▶ _AIM OF THE EXERCISE_:
Find the lines below that contain the string "case". Copy each one.

BEGIN INPUT MATERIAL

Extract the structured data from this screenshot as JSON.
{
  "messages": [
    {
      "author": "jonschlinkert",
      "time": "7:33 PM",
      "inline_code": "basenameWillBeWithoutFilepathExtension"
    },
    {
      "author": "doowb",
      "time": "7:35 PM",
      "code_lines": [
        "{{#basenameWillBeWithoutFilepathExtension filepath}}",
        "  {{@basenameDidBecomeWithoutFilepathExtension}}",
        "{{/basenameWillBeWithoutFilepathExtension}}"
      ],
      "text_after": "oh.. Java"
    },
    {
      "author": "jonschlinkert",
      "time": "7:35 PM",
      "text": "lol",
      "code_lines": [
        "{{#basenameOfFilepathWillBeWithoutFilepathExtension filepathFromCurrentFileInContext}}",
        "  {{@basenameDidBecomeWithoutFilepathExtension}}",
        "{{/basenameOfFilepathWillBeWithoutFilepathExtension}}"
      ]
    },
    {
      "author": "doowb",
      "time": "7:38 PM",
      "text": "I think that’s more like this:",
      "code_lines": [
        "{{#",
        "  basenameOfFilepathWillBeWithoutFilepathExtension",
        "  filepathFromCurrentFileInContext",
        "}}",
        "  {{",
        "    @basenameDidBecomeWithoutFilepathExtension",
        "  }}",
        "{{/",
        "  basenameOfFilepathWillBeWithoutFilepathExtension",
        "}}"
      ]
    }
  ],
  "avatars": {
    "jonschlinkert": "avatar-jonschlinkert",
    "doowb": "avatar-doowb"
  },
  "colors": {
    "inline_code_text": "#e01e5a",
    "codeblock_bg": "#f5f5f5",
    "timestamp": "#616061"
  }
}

END INPUT MATERIAL
BEGIN INPUT MATERIAL

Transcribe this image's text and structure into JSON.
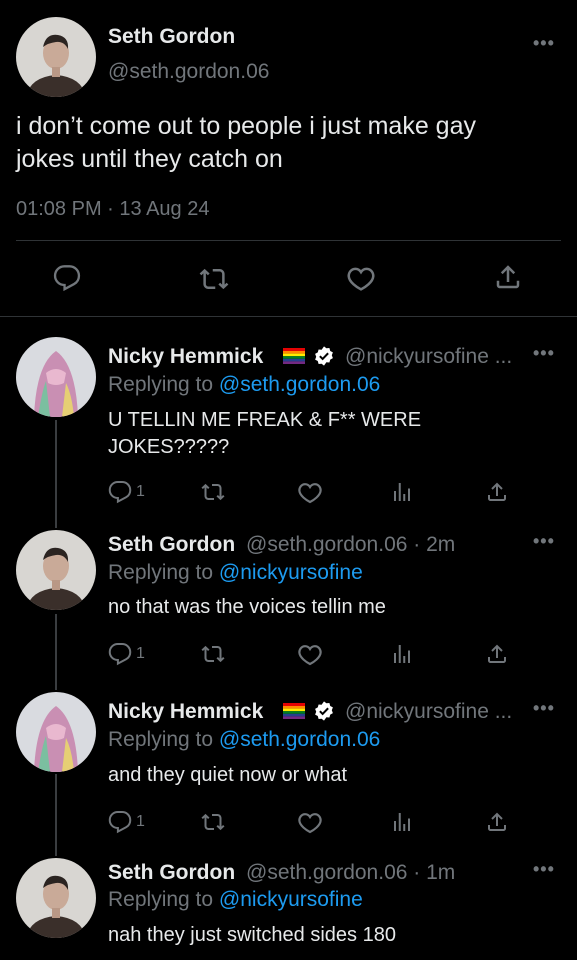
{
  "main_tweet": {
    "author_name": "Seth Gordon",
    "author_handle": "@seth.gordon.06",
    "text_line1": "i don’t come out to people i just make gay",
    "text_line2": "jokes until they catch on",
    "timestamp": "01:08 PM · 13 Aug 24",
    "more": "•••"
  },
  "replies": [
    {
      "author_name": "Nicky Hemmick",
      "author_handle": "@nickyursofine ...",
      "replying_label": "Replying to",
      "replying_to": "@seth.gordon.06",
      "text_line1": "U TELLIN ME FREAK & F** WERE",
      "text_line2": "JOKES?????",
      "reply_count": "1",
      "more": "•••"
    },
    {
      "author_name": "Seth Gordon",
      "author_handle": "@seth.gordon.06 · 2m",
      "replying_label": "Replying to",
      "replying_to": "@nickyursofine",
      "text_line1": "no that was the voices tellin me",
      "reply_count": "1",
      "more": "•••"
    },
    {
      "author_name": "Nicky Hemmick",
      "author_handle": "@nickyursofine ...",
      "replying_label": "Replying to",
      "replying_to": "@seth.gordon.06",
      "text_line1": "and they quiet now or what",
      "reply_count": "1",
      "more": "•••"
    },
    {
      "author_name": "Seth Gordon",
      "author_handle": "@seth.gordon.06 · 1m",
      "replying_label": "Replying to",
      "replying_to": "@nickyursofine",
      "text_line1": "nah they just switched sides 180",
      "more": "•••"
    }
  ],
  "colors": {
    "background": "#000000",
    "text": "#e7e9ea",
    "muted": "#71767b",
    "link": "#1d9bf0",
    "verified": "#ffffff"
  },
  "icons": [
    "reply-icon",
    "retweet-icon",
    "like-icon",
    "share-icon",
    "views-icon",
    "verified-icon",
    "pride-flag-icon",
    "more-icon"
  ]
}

END INPUT MATERIAL
BEGIN INPUT MATERIAL

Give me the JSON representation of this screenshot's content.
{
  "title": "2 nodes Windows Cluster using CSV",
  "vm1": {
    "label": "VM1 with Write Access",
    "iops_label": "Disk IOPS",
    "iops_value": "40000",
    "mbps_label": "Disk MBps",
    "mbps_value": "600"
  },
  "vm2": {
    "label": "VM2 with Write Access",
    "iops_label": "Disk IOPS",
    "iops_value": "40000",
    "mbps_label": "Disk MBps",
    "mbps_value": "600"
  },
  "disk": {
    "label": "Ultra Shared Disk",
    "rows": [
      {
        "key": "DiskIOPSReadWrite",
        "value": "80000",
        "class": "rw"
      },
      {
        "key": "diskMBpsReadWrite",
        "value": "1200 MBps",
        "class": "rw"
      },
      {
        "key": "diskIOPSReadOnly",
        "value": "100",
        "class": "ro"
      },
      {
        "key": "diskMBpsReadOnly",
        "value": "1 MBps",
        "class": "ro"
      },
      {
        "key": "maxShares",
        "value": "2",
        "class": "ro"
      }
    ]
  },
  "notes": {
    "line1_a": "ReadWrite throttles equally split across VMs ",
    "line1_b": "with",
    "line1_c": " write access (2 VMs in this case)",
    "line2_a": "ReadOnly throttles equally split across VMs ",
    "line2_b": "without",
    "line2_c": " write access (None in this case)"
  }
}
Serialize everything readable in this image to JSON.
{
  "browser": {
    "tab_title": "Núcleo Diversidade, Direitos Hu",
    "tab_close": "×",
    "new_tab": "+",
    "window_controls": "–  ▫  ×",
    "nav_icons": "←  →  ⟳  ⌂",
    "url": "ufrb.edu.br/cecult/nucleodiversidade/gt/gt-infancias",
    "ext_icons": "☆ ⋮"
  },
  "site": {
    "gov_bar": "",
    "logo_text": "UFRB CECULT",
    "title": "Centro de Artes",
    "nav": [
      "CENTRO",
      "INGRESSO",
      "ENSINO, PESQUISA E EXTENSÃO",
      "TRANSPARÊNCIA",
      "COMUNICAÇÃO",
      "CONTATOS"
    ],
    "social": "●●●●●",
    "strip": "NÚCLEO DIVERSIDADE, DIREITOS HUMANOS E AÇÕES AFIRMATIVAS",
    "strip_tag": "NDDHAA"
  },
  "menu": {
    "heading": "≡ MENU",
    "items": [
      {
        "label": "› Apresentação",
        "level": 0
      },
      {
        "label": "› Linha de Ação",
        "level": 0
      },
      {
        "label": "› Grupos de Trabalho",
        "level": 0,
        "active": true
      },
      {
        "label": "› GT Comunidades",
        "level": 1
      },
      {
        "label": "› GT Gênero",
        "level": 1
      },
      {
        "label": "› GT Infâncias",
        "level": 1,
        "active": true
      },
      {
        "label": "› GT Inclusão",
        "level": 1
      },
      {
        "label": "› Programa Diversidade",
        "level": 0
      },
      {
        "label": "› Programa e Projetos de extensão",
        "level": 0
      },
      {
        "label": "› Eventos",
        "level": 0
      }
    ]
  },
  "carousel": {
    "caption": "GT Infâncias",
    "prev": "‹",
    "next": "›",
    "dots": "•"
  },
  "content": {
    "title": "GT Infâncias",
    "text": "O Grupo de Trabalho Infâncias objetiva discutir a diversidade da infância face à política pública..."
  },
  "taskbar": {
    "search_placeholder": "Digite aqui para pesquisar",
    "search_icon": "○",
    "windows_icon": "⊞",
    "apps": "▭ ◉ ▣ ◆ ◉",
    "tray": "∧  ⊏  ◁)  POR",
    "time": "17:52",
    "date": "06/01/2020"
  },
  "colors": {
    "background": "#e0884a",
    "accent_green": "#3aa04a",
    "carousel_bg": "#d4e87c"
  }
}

END INPUT MATERIAL

▶ _OUTPUT OF THE EXERCISE_:
    "line1_c": " write access (2 VMs in this case)",
    "line2_c": " write access (None in this case)"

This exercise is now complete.